(Dataset rows)
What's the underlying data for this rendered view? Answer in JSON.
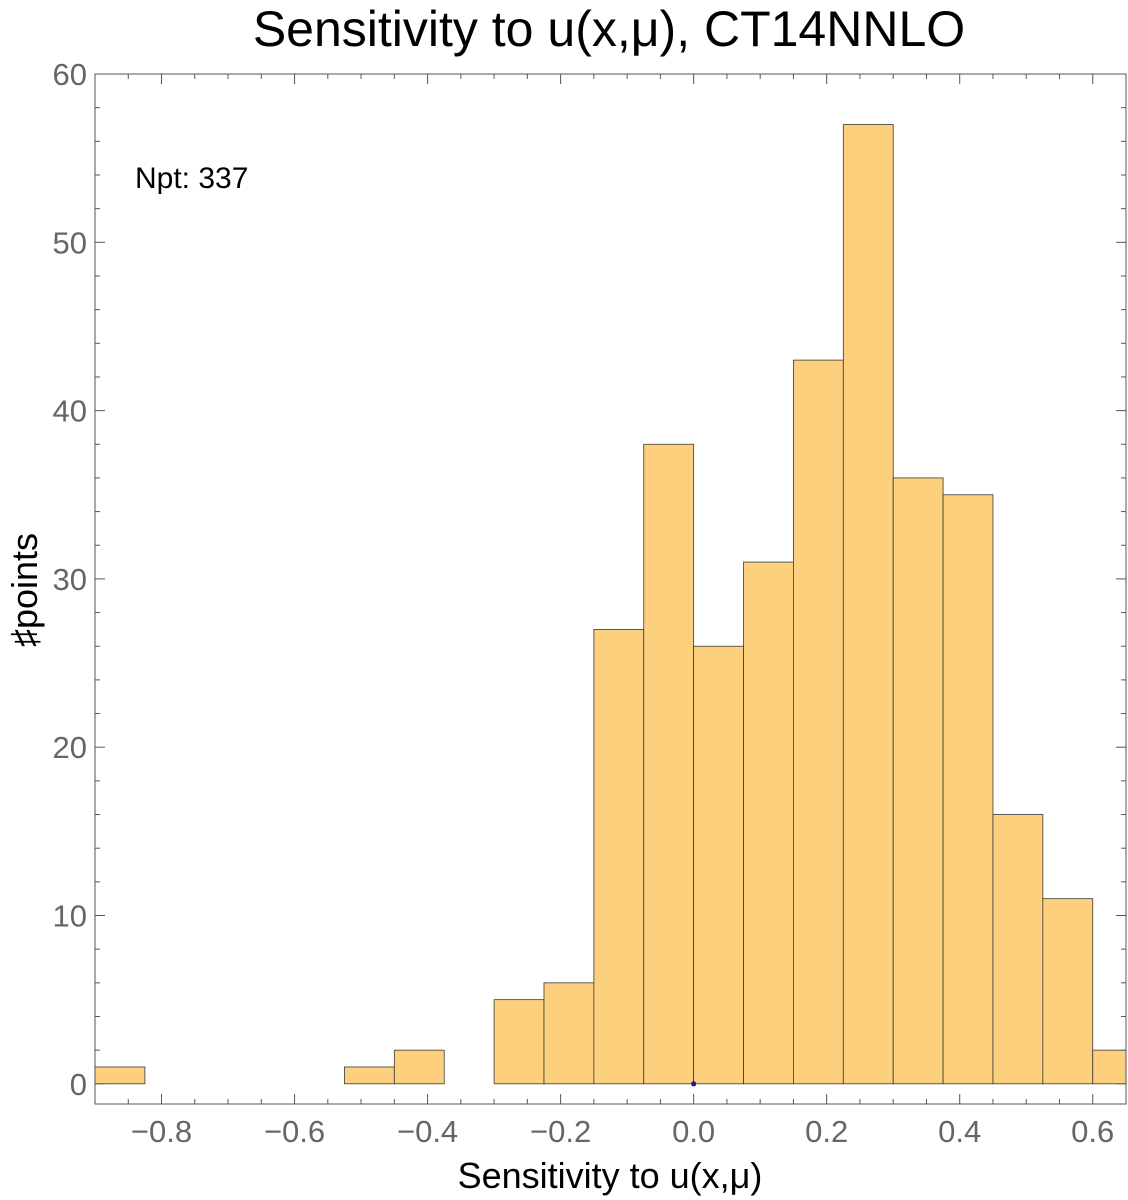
{
  "chart_data": {
    "type": "bar",
    "title": "Sensitivity to u(x,μ), CT14NNLO",
    "xlabel": "Sensitivity to u(x,μ)",
    "ylabel": "♯points",
    "annotation": "Npt: 337",
    "xlim": [
      -0.9,
      0.65
    ],
    "ylim": [
      -1.2,
      60
    ],
    "bin_width": 0.075,
    "bins": [
      {
        "x0": -0.9,
        "x1": -0.825,
        "count": 1
      },
      {
        "x0": -0.525,
        "x1": -0.45,
        "count": 1
      },
      {
        "x0": -0.45,
        "x1": -0.375,
        "count": 2
      },
      {
        "x0": -0.3,
        "x1": -0.225,
        "count": 5
      },
      {
        "x0": -0.225,
        "x1": -0.15,
        "count": 6
      },
      {
        "x0": -0.15,
        "x1": -0.075,
        "count": 27
      },
      {
        "x0": -0.075,
        "x1": 0.0,
        "count": 38
      },
      {
        "x0": 0.0,
        "x1": 0.075,
        "count": 26
      },
      {
        "x0": 0.075,
        "x1": 0.15,
        "count": 31
      },
      {
        "x0": 0.15,
        "x1": 0.225,
        "count": 43
      },
      {
        "x0": 0.225,
        "x1": 0.3,
        "count": 57
      },
      {
        "x0": 0.3,
        "x1": 0.375,
        "count": 36
      },
      {
        "x0": 0.375,
        "x1": 0.45,
        "count": 35
      },
      {
        "x0": 0.45,
        "x1": 0.525,
        "count": 16
      },
      {
        "x0": 0.525,
        "x1": 0.6,
        "count": 11
      },
      {
        "x0": 0.6,
        "x1": 0.675,
        "count": 2
      }
    ],
    "x_ticks": [
      "−0.8",
      "−0.6",
      "−0.4",
      "−0.2",
      "0.0",
      "0.2",
      "0.4",
      "0.6"
    ],
    "x_tick_values": [
      -0.8,
      -0.6,
      -0.4,
      -0.2,
      0.0,
      0.2,
      0.4,
      0.6
    ],
    "y_ticks": [
      "0",
      "10",
      "20",
      "30",
      "40",
      "50",
      "60"
    ],
    "y_tick_values": [
      0,
      10,
      20,
      30,
      40,
      50,
      60
    ],
    "marker_point": {
      "x": 0.0,
      "y": 0
    },
    "colors": {
      "bar_fill": "#fdd07e",
      "bar_stroke": "#3a3a3a",
      "frame": "#555555",
      "tick_text": "#666666",
      "marker": "#1a1aa0"
    },
    "grid": false
  }
}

▶ **What you have to do**: Pictures are excluded; copy all other data exactly as shown.

▶ **Full solution**:
What's the underlying data for this rendered view? Answer in JSON.
{
  "chart_data": {
    "type": "bar",
    "title": "Sensitivity to u(x,μ), CT14NNLO",
    "xlabel": "Sensitivity to u(x,μ)",
    "ylabel": "♯points",
    "annotation": "Npt: 337",
    "xlim": [
      -0.9,
      0.65
    ],
    "ylim": [
      -1.2,
      60
    ],
    "bin_width": 0.075,
    "bins": [
      {
        "x0": -0.9,
        "x1": -0.825,
        "count": 1
      },
      {
        "x0": -0.525,
        "x1": -0.45,
        "count": 1
      },
      {
        "x0": -0.45,
        "x1": -0.375,
        "count": 2
      },
      {
        "x0": -0.3,
        "x1": -0.225,
        "count": 5
      },
      {
        "x0": -0.225,
        "x1": -0.15,
        "count": 6
      },
      {
        "x0": -0.15,
        "x1": -0.075,
        "count": 27
      },
      {
        "x0": -0.075,
        "x1": 0.0,
        "count": 38
      },
      {
        "x0": 0.0,
        "x1": 0.075,
        "count": 26
      },
      {
        "x0": 0.075,
        "x1": 0.15,
        "count": 31
      },
      {
        "x0": 0.15,
        "x1": 0.225,
        "count": 43
      },
      {
        "x0": 0.225,
        "x1": 0.3,
        "count": 57
      },
      {
        "x0": 0.3,
        "x1": 0.375,
        "count": 36
      },
      {
        "x0": 0.375,
        "x1": 0.45,
        "count": 35
      },
      {
        "x0": 0.45,
        "x1": 0.525,
        "count": 16
      },
      {
        "x0": 0.525,
        "x1": 0.6,
        "count": 11
      },
      {
        "x0": 0.6,
        "x1": 0.675,
        "count": 2
      }
    ],
    "x_ticks": [
      "−0.8",
      "−0.6",
      "−0.4",
      "−0.2",
      "0.0",
      "0.2",
      "0.4",
      "0.6"
    ],
    "x_tick_values": [
      -0.8,
      -0.6,
      -0.4,
      -0.2,
      0.0,
      0.2,
      0.4,
      0.6
    ],
    "y_ticks": [
      "0",
      "10",
      "20",
      "30",
      "40",
      "50",
      "60"
    ],
    "y_tick_values": [
      0,
      10,
      20,
      30,
      40,
      50,
      60
    ],
    "marker_point": {
      "x": 0.0,
      "y": 0
    },
    "colors": {
      "bar_fill": "#fdd07e",
      "bar_stroke": "#3a3a3a",
      "frame": "#555555",
      "tick_text": "#666666",
      "marker": "#1a1aa0"
    },
    "grid": false
  }
}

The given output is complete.